** start of Dataset records **

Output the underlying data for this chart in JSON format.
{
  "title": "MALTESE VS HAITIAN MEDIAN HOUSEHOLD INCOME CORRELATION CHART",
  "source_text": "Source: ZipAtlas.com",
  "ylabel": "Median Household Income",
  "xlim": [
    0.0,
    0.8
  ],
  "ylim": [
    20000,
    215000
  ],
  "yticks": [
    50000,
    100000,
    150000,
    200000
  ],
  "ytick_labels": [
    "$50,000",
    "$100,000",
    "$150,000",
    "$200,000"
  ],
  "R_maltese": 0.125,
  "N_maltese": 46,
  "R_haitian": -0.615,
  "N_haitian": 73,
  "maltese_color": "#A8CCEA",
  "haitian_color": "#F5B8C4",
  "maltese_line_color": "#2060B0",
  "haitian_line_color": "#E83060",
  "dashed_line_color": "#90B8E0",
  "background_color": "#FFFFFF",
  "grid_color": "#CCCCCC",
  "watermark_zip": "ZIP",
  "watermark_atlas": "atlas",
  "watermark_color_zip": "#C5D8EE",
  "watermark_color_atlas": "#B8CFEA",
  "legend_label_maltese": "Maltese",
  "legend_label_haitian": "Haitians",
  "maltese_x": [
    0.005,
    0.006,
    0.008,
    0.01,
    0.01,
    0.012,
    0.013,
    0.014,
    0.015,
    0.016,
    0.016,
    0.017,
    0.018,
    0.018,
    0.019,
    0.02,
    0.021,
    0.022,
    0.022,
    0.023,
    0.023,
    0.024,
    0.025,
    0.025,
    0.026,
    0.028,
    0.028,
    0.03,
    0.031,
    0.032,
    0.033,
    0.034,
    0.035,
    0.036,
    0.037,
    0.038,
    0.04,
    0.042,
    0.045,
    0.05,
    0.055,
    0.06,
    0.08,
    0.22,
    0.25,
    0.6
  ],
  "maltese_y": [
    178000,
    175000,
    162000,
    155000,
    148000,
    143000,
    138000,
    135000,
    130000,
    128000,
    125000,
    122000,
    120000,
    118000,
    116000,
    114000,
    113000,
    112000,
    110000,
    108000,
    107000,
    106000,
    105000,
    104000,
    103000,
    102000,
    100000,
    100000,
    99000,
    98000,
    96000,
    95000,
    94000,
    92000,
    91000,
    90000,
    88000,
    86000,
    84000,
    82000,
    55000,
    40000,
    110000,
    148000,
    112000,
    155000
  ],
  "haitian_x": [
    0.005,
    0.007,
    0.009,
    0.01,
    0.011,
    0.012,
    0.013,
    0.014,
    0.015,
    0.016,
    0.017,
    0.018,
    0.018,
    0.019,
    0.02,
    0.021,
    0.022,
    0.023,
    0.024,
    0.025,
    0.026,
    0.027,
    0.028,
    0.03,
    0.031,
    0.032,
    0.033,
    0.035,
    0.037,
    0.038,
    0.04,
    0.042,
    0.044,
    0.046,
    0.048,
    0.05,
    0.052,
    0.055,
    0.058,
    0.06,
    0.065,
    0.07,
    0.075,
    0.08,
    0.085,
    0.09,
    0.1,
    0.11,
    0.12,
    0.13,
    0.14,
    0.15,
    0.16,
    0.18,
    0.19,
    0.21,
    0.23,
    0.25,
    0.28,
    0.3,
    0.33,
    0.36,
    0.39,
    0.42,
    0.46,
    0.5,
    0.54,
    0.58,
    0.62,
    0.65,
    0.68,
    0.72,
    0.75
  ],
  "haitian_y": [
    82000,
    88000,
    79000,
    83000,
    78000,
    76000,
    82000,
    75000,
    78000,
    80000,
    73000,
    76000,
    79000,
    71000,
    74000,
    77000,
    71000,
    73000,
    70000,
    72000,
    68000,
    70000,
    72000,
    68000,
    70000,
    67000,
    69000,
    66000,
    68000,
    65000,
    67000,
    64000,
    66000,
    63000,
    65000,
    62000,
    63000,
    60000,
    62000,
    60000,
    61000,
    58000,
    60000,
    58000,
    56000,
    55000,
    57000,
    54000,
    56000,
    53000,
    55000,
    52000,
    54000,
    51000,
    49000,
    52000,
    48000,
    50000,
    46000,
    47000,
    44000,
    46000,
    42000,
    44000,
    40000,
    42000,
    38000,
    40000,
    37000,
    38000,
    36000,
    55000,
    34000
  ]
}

** end of Dataset records **
** start of Dataset records **

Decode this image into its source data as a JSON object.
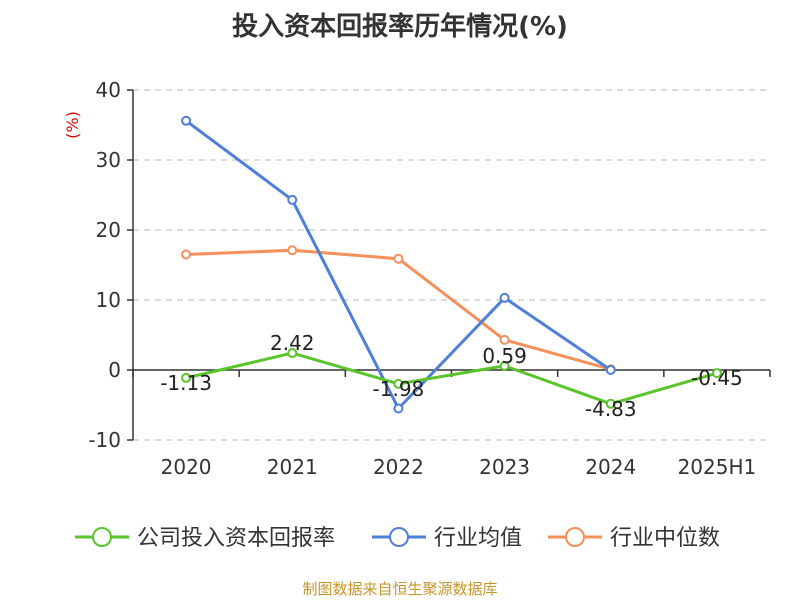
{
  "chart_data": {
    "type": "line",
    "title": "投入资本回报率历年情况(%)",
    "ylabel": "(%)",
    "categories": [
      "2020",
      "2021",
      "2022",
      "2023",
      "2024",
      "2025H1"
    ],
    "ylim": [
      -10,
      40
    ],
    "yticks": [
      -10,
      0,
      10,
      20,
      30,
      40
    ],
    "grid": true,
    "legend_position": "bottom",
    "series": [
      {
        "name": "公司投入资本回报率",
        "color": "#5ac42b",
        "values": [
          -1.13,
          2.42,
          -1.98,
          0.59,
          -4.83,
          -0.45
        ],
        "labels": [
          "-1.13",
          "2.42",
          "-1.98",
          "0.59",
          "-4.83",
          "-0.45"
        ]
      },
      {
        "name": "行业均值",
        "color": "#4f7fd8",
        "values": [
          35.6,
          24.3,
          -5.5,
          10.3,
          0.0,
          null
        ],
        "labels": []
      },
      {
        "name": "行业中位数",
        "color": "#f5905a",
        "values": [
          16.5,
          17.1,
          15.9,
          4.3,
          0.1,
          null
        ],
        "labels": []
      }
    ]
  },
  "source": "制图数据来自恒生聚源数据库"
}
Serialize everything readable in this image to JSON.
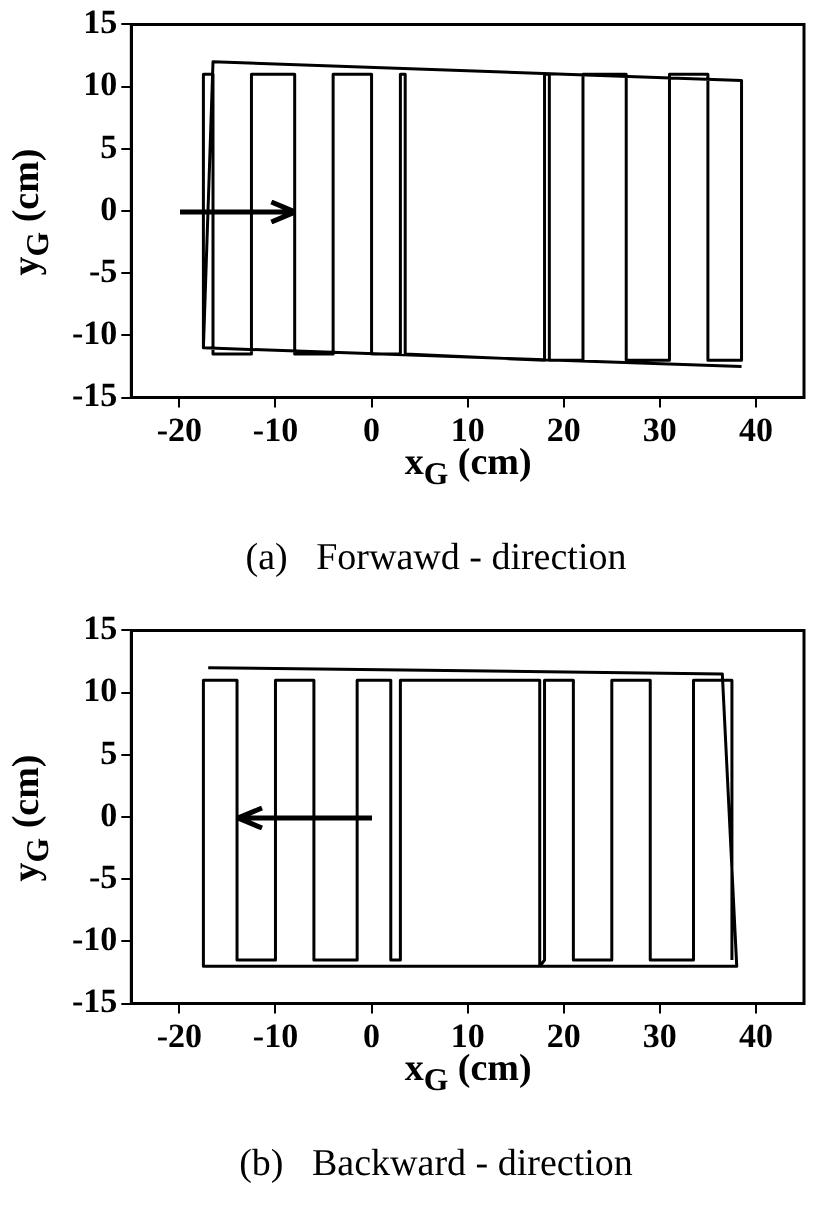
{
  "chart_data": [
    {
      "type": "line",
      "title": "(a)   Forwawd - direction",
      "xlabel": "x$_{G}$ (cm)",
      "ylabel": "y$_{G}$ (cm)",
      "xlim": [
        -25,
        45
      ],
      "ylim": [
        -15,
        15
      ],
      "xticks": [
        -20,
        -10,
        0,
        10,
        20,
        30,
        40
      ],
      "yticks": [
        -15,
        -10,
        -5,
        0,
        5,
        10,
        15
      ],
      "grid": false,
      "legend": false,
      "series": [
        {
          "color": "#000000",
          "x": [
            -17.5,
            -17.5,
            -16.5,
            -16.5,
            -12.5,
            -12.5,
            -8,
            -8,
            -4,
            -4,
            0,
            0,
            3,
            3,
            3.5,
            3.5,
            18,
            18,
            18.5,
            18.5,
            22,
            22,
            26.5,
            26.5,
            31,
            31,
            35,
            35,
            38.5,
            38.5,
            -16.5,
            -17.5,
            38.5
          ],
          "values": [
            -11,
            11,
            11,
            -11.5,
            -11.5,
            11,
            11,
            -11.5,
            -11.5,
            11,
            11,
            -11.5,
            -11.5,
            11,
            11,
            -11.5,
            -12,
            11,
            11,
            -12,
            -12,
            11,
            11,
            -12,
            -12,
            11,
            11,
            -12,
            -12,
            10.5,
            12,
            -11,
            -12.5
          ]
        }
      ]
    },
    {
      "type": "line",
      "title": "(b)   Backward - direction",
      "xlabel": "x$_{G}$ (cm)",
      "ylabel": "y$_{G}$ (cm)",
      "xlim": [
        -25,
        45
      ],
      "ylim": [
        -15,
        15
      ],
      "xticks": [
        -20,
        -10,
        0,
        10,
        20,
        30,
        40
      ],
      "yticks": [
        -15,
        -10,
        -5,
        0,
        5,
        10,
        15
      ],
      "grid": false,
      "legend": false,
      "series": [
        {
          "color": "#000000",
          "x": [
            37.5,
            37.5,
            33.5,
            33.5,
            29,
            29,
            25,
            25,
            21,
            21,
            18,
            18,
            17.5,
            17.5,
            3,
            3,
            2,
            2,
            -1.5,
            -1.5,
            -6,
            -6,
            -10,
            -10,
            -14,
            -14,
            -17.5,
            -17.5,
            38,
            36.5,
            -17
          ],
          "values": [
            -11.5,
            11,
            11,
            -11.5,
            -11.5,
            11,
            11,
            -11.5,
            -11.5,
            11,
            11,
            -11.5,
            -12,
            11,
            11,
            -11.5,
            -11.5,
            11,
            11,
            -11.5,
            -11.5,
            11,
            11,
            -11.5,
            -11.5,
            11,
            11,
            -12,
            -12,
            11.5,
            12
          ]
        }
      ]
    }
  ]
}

** end of Dataset records **

### What is required
Work out how many lines of the data above contain the string "this" and give the number alone.

### Written response
3